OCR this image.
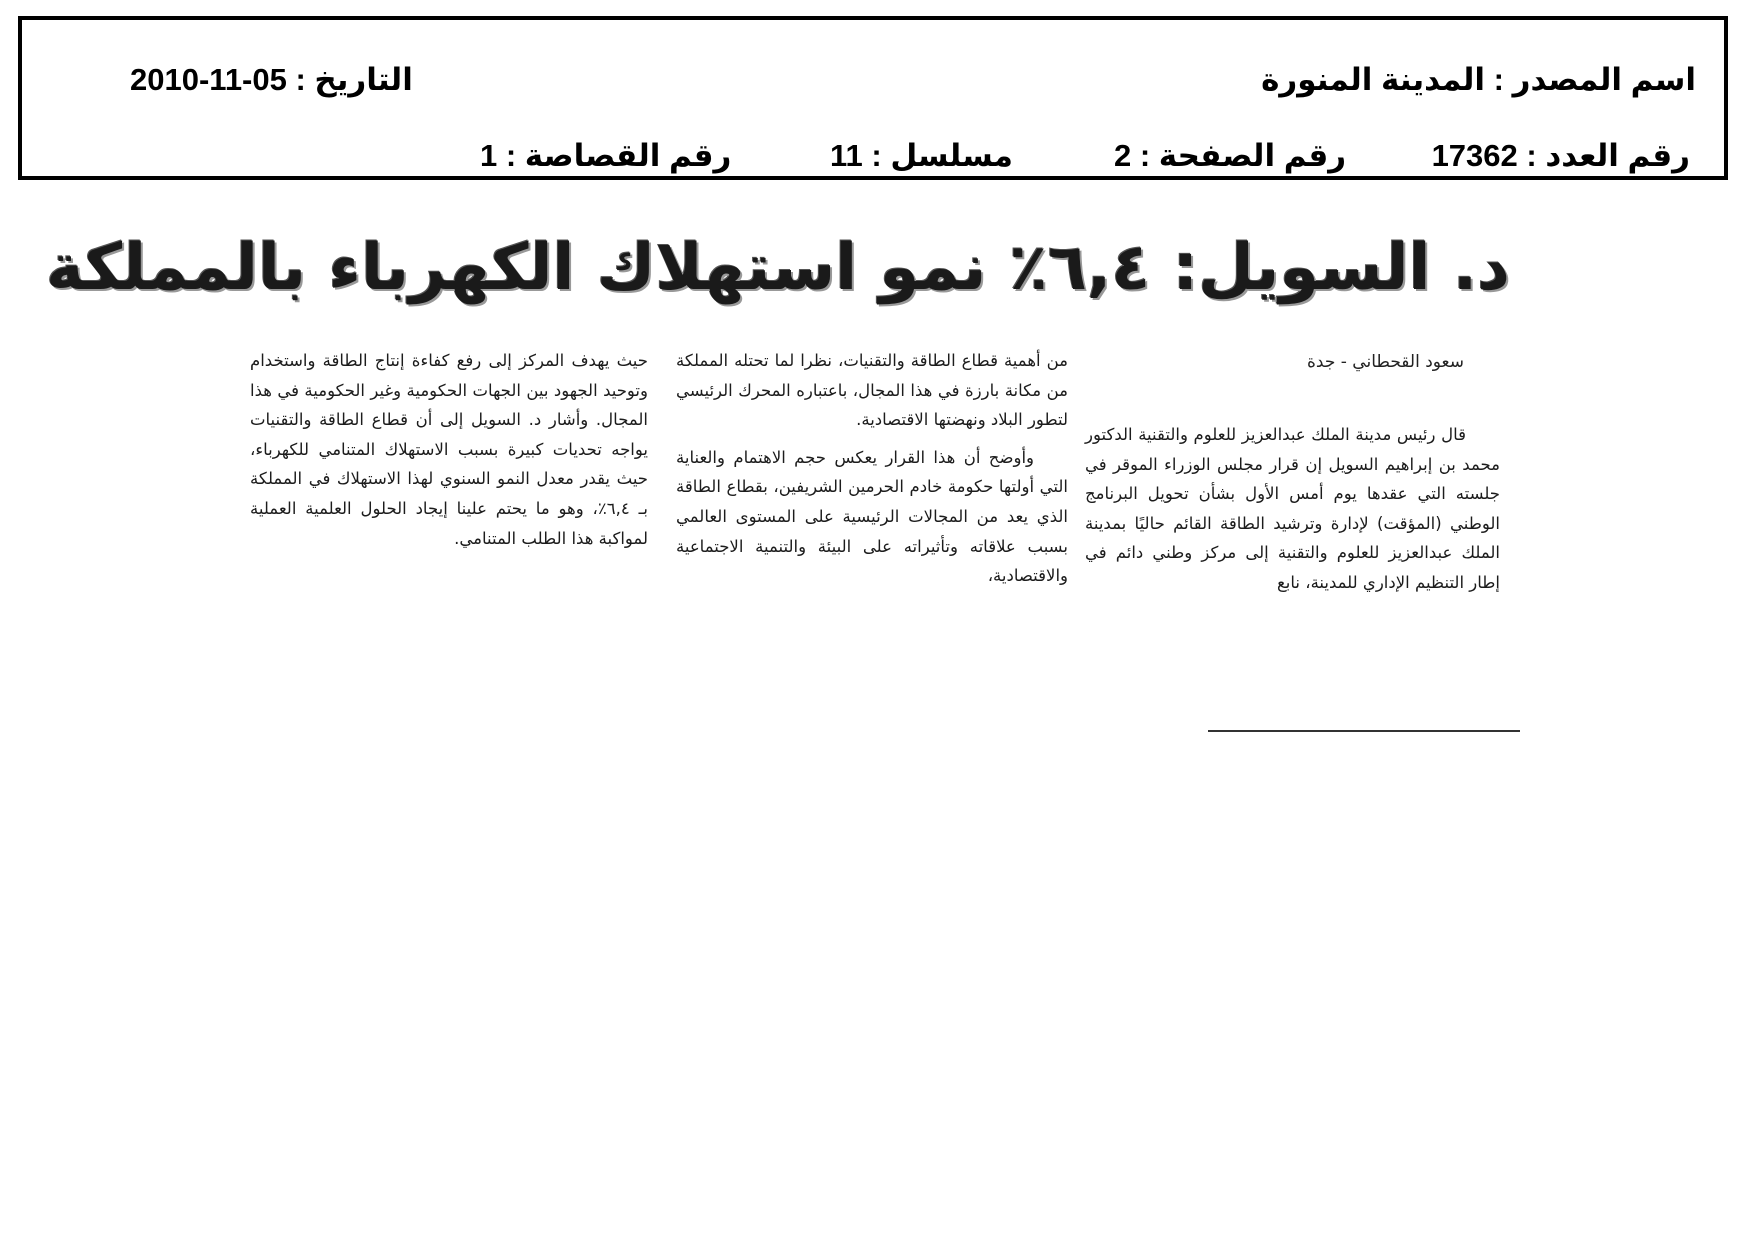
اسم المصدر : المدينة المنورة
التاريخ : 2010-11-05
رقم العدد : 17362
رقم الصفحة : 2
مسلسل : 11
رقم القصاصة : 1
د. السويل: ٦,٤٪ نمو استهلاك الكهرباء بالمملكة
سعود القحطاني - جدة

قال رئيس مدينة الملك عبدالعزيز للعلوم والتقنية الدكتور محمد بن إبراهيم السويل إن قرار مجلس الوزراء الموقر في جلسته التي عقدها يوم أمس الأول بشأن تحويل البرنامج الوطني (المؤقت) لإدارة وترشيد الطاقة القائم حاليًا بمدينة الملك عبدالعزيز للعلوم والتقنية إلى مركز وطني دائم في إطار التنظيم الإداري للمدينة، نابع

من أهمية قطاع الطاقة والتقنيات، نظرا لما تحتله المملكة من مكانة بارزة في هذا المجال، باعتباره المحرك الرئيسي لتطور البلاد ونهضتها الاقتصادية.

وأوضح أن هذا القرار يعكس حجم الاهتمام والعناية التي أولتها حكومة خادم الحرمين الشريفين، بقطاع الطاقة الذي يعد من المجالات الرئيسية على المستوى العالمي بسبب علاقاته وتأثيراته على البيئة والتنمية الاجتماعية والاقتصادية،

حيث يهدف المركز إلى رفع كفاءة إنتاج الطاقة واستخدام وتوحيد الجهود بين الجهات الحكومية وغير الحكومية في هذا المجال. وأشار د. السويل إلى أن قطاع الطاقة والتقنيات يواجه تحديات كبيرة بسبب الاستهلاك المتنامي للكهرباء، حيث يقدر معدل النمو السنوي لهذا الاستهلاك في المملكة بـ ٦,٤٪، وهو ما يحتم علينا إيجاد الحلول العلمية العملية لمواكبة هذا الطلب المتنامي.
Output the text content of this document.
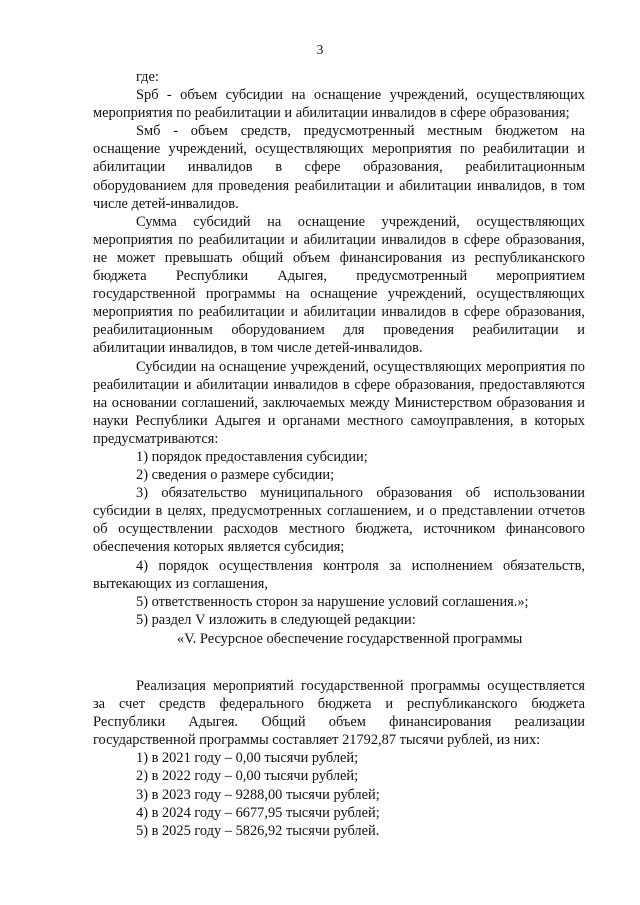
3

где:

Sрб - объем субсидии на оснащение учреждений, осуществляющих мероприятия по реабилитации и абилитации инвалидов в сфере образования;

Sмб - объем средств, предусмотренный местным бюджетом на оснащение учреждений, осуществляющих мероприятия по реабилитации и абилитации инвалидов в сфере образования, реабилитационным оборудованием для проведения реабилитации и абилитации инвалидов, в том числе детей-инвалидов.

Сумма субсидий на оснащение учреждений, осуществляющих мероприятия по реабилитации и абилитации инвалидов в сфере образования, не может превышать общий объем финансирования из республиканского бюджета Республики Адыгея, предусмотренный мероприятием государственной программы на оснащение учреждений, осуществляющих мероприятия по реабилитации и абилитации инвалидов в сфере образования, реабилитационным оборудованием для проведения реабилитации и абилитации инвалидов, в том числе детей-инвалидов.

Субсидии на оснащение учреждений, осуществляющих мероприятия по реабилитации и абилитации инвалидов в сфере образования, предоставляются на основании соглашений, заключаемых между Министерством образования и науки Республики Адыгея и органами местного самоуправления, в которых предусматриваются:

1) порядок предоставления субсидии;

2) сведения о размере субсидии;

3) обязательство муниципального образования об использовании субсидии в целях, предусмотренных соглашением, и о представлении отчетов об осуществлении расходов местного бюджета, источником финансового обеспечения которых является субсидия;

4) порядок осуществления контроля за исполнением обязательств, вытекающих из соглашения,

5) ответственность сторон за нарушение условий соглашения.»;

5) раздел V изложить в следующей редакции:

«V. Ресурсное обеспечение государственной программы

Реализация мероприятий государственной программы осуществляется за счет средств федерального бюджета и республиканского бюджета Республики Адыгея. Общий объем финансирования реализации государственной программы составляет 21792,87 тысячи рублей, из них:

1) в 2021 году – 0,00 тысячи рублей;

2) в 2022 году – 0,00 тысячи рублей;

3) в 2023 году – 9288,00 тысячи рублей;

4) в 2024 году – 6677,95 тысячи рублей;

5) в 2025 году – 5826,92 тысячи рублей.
....
▸ **Required work**
Print each of the records above exactly as written, leaving no picture in the copy.

▸ **Response**
OCR this image.
اسم المصدر : المدينة المنورة
التاريخ : 2010-11-05
رقم العدد : 17362
رقم الصفحة : 2
مسلسل : 11
رقم القصاصة : 1
د. السويل: ٦,٤٪ نمو استهلاك الكهرباء بالمملكة
سعود القحطاني - جدة

قال رئيس مدينة الملك عبدالعزيز للعلوم والتقنية الدكتور محمد بن إبراهيم السويل إن قرار مجلس الوزراء الموقر في جلسته التي عقدها يوم أمس الأول بشأن تحويل البرنامج الوطني (المؤقت) لإدارة وترشيد الطاقة القائم حاليًا بمدينة الملك عبدالعزيز للعلوم والتقنية إلى مركز وطني دائم في إطار التنظيم الإداري للمدينة، نابع

من أهمية قطاع الطاقة والتقنيات، نظرا لما تحتله المملكة من مكانة بارزة في هذا المجال، باعتباره المحرك الرئيسي لتطور البلاد ونهضتها الاقتصادية.

وأوضح أن هذا القرار يعكس حجم الاهتمام والعناية التي أولتها حكومة خادم الحرمين الشريفين، بقطاع الطاقة الذي يعد من المجالات الرئيسية على المستوى العالمي بسبب علاقاته وتأثيراته على البيئة والتنمية الاجتماعية والاقتصادية،

حيث يهدف المركز إلى رفع كفاءة إنتاج الطاقة واستخدام وتوحيد الجهود بين الجهات الحكومية وغير الحكومية في هذا المجال. وأشار د. السويل إلى أن قطاع الطاقة والتقنيات يواجه تحديات كبيرة بسبب الاستهلاك المتنامي للكهرباء، حيث يقدر معدل النمو السنوي لهذا الاستهلاك في المملكة بـ ٦,٤٪، وهو ما يحتم علينا إيجاد الحلول العلمية العملية لمواكبة هذا الطلب المتنامي.
Output the text content of this document.
3

где:

Sрб - объем субсидии на оснащение учреждений, осуществляющих мероприятия по реабилитации и абилитации инвалидов в сфере образования;

Sмб - объем средств, предусмотренный местным бюджетом на оснащение учреждений, осуществляющих мероприятия по реабилитации и абилитации инвалидов в сфере образования, реабилитационным оборудованием для проведения реабилитации и абилитации инвалидов, в том числе детей-инвалидов.

Сумма субсидий на оснащение учреждений, осуществляющих мероприятия по реабилитации и абилитации инвалидов в сфере образования, не может превышать общий объем финансирования из республиканского бюджета Республики Адыгея, предусмотренный мероприятием государственной программы на оснащение учреждений, осуществляющих мероприятия по реабилитации и абилитации инвалидов в сфере образования, реабилитационным оборудованием для проведения реабилитации и абилитации инвалидов, в том числе детей-инвалидов.

Субсидии на оснащение учреждений, осуществляющих мероприятия по реабилитации и абилитации инвалидов в сфере образования, предоставляются на основании соглашений, заключаемых между Министерством образования и науки Республики Адыгея и органами местного самоуправления, в которых предусматриваются:

1) порядок предоставления субсидии;

2) сведения о размере субсидии;

3) обязательство муниципального образования об использовании субсидии в целях, предусмотренных соглашением, и о представлении отчетов об осуществлении расходов местного бюджета, источником финансового обеспечения которых является субсидия;

4) порядок осуществления контроля за исполнением обязательств, вытекающих из соглашения,

5) ответственность сторон за нарушение условий соглашения.»;

5) раздел V изложить в следующей редакции:

«V. Ресурсное обеспечение государственной программы

Реализация мероприятий государственной программы осуществляется за счет средств федерального бюджета и республиканского бюджета Республики Адыгея. Общий объем финансирования реализации государственной программы составляет 21792,87 тысячи рублей, из них:

1) в 2021 году – 0,00 тысячи рублей;

2) в 2022 году – 0,00 тысячи рублей;

3) в 2023 году – 9288,00 тысячи рублей;

4) в 2024 году – 6677,95 тысячи рублей;

5) в 2025 году – 5826,92 тысячи рублей.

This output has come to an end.